§ TO BE DONE
Give an exact copy of every line, leaving images out.

Dataset records:
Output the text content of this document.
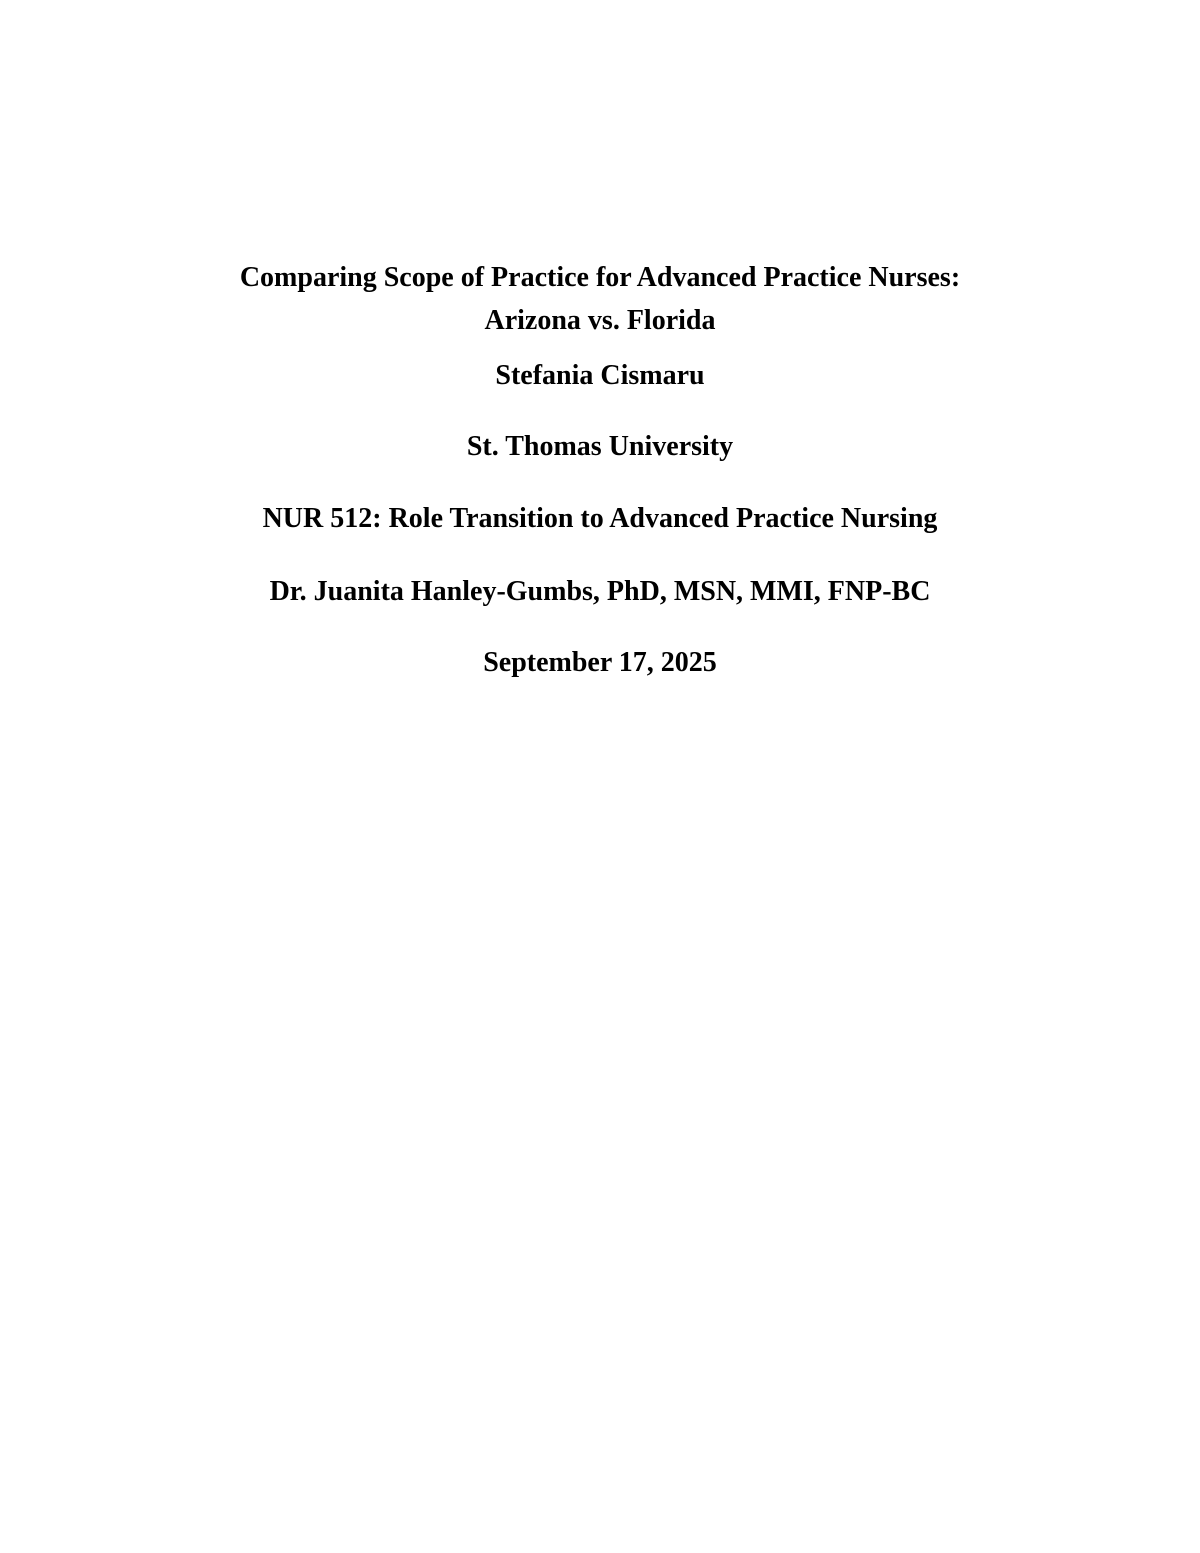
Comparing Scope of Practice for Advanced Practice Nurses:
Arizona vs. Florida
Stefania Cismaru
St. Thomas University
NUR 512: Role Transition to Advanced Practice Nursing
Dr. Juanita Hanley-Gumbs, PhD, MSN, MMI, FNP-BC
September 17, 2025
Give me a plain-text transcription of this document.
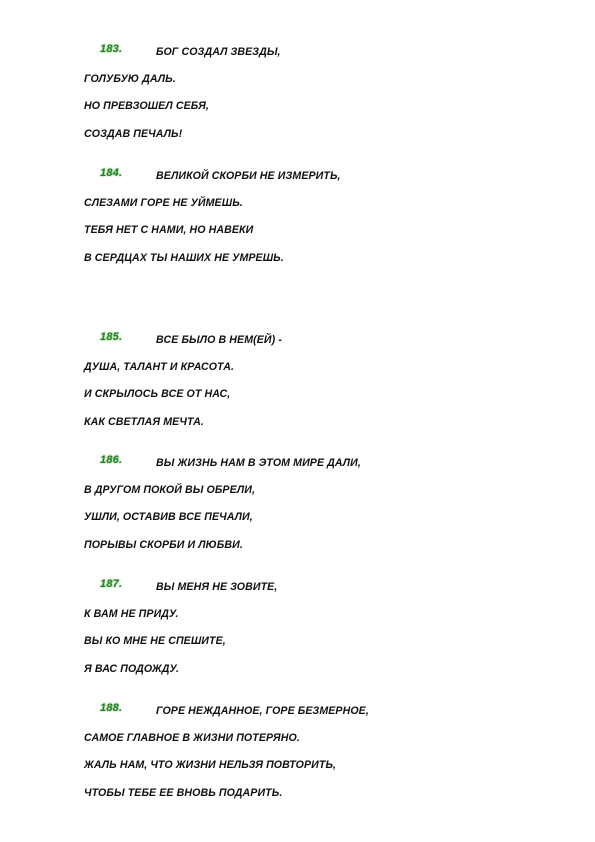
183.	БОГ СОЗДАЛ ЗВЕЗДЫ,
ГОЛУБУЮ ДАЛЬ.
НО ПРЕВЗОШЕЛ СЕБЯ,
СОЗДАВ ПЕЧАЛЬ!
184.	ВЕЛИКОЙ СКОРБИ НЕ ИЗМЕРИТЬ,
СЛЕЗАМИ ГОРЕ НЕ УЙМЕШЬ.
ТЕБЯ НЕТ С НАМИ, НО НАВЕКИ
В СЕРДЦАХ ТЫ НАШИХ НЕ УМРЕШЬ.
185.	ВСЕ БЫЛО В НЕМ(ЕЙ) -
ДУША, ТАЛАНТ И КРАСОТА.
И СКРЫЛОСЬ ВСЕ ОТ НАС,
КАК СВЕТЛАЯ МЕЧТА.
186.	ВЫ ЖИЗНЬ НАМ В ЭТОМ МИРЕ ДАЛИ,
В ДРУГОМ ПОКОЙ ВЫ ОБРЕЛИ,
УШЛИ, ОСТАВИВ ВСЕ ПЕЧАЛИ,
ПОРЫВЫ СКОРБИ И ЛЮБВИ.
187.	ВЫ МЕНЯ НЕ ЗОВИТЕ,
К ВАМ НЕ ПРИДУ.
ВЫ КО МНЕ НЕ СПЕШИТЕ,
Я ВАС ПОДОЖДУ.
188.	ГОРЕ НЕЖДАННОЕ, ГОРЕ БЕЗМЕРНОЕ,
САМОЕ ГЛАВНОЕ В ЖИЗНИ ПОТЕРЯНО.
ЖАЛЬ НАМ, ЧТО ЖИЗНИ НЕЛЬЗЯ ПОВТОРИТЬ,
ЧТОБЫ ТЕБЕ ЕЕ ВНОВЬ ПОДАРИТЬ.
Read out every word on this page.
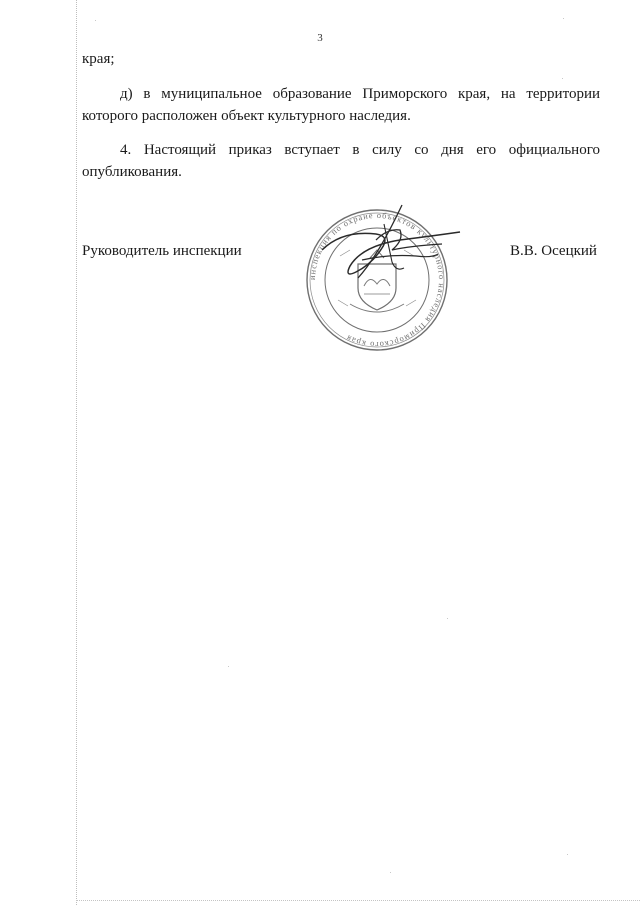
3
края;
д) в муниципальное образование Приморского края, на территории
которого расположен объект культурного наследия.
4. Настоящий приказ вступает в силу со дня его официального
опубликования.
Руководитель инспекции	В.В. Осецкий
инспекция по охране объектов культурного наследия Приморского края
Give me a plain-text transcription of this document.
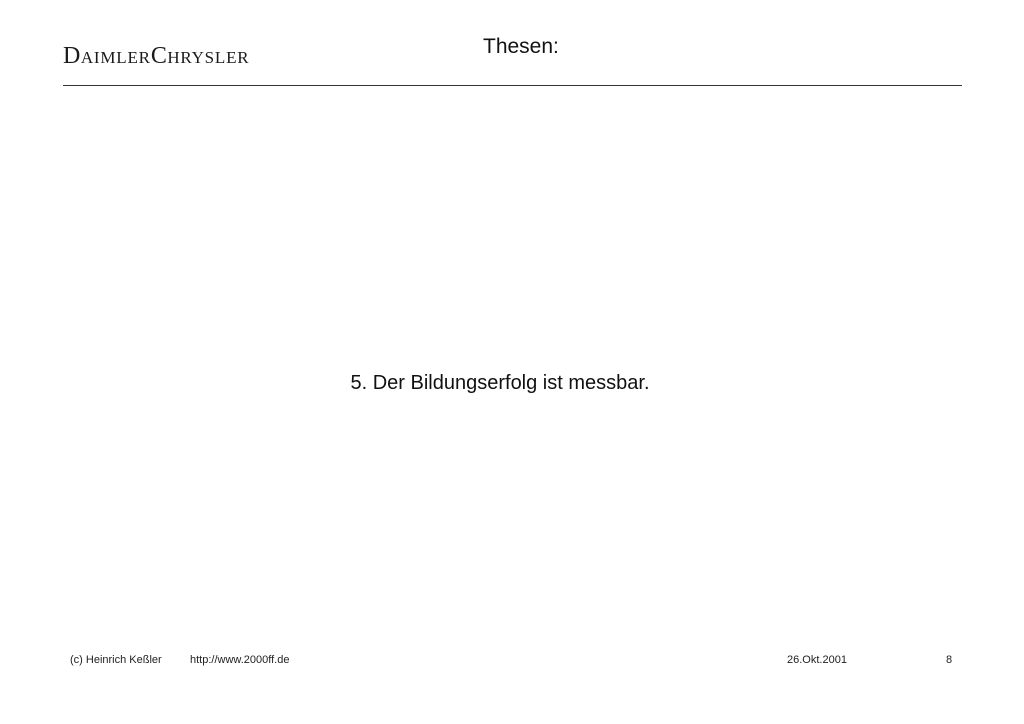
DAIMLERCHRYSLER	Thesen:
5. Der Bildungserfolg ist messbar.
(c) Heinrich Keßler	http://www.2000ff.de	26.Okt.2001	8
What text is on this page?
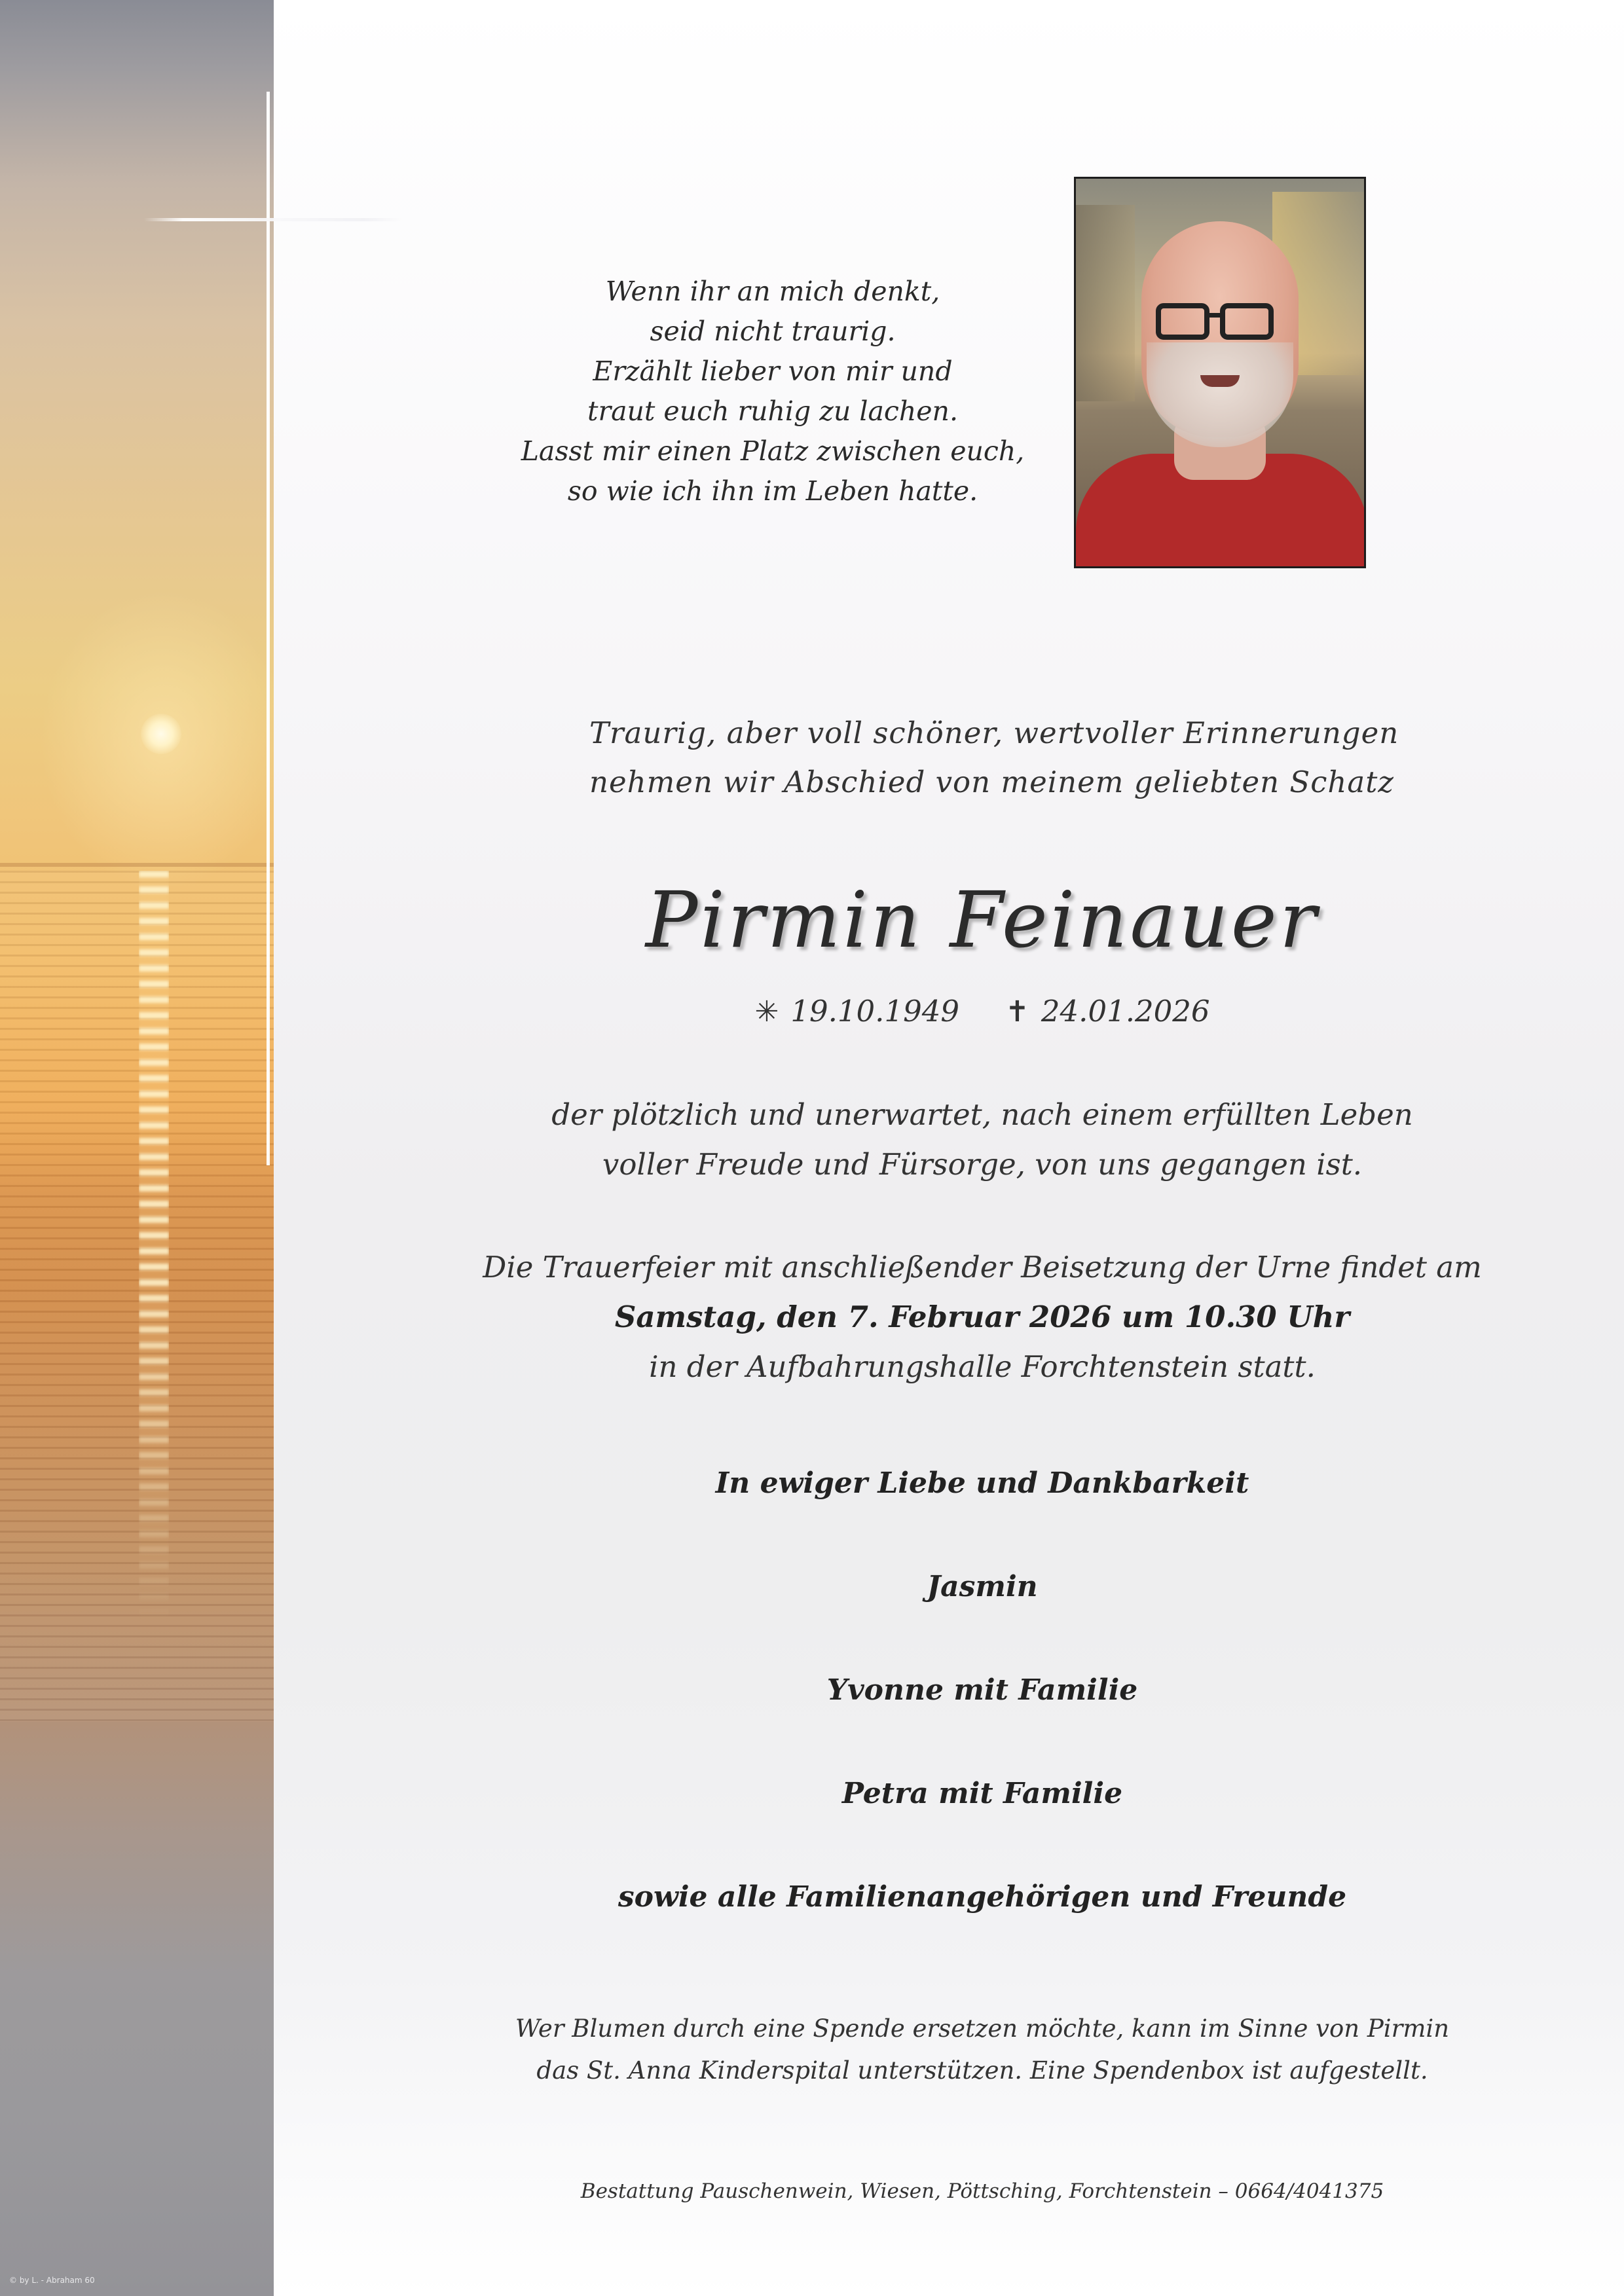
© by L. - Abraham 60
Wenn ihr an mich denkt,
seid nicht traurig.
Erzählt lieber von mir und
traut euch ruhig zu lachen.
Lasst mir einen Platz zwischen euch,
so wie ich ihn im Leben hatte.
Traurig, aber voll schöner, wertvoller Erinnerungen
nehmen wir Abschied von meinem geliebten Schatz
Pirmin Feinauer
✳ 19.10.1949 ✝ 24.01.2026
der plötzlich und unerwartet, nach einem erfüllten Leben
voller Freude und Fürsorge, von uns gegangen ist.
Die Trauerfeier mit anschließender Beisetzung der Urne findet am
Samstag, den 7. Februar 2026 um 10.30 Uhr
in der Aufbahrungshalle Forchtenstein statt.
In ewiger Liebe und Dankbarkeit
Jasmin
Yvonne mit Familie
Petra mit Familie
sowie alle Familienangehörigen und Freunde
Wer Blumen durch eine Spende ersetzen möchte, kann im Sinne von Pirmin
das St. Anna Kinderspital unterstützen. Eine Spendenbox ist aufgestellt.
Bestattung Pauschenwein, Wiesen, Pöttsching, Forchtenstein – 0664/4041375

§ WORKED SOLUTION
Output the text content of this document.
Comparing Scope of Practice for Advanced Practice Nurses:
Arizona vs. Florida
Stefania Cismaru
St. Thomas University
NUR 512: Role Transition to Advanced Practice Nursing
Dr. Juanita Hanley-Gumbs, PhD, MSN, MMI, FNP-BC
September 17, 2025
Give me a plain-text transcription of this document.
183.	БОГ СОЗДАЛ ЗВЕЗДЫ,
ГОЛУБУЮ ДАЛЬ.
НО ПРЕВЗОШЕЛ СЕБЯ,
СОЗДАВ ПЕЧАЛЬ!
184.	ВЕЛИКОЙ СКОРБИ НЕ ИЗМЕРИТЬ,
СЛЕЗАМИ ГОРЕ НЕ УЙМЕШЬ.
ТЕБЯ НЕТ С НАМИ, НО НАВЕКИ
В СЕРДЦАХ ТЫ НАШИХ НЕ УМРЕШЬ.
185.	ВСЕ БЫЛО В НЕМ(ЕЙ) -
ДУША, ТАЛАНТ И КРАСОТА.
И СКРЫЛОСЬ ВСЕ ОТ НАС,
КАК СВЕТЛАЯ МЕЧТА.
186.	ВЫ ЖИЗНЬ НАМ В ЭТОМ МИРЕ ДАЛИ,
В ДРУГОМ ПОКОЙ ВЫ ОБРЕЛИ,
УШЛИ, ОСТАВИВ ВСЕ ПЕЧАЛИ,
ПОРЫВЫ СКОРБИ И ЛЮБВИ.
187.	ВЫ МЕНЯ НЕ ЗОВИТЕ,
К ВАМ НЕ ПРИДУ.
ВЫ КО МНЕ НЕ СПЕШИТЕ,
Я ВАС ПОДОЖДУ.
188.	ГОРЕ НЕЖДАННОЕ, ГОРЕ БЕЗМЕРНОЕ,
САМОЕ ГЛАВНОЕ В ЖИЗНИ ПОТЕРЯНО.
ЖАЛЬ НАМ, ЧТО ЖИЗНИ НЕЛЬЗЯ ПОВТОРИТЬ,
ЧТОБЫ ТЕБЕ ЕЕ ВНОВЬ ПОДАРИТЬ.
Read out every word on this page.
3
края;
д) в муниципальное образование Приморского края, на территории
которого расположен объект культурного наследия.
4. Настоящий приказ вступает в силу со дня его официального
опубликования.
Руководитель инспекции	В.В. Осецкий
инспекция по охране объектов культурного наследия Приморского края
Give me a plain-text transcription of this document.
DAIMLERCHRYSLER	Thesen:
5. Der Bildungserfolg ist messbar.
(c) Heinrich Keßler	http://www.2000ff.de	26.Okt.2001	8
What text is on this page?
© by L. - Abraham 60
Wenn ihr an mich denkt,
seid nicht traurig.
Erzählt lieber von mir und
traut euch ruhig zu lachen.
Lasst mir einen Platz zwischen euch,
so wie ich ihn im Leben hatte.
Traurig, aber voll schöner, wertvoller Erinnerungen
nehmen wir Abschied von meinem geliebten Schatz
Pirmin Feinauer
✳ 19.10.1949 ✝ 24.01.2026
der plötzlich und unerwartet, nach einem erfüllten Leben
voller Freude und Fürsorge, von uns gegangen ist.
Die Trauerfeier mit anschließender Beisetzung der Urne findet am
Samstag, den 7. Februar 2026 um 10.30 Uhr
in der Aufbahrungshalle Forchtenstein statt.
In ewiger Liebe und Dankbarkeit
Jasmin
Yvonne mit Familie
Petra mit Familie
sowie alle Familienangehörigen und Freunde
Wer Blumen durch eine Spende ersetzen möchte, kann im Sinne von Pirmin
das St. Anna Kinderspital unterstützen. Eine Spendenbox ist aufgestellt.
Bestattung Pauschenwein, Wiesen, Pöttsching, Forchtenstein – 0664/4041375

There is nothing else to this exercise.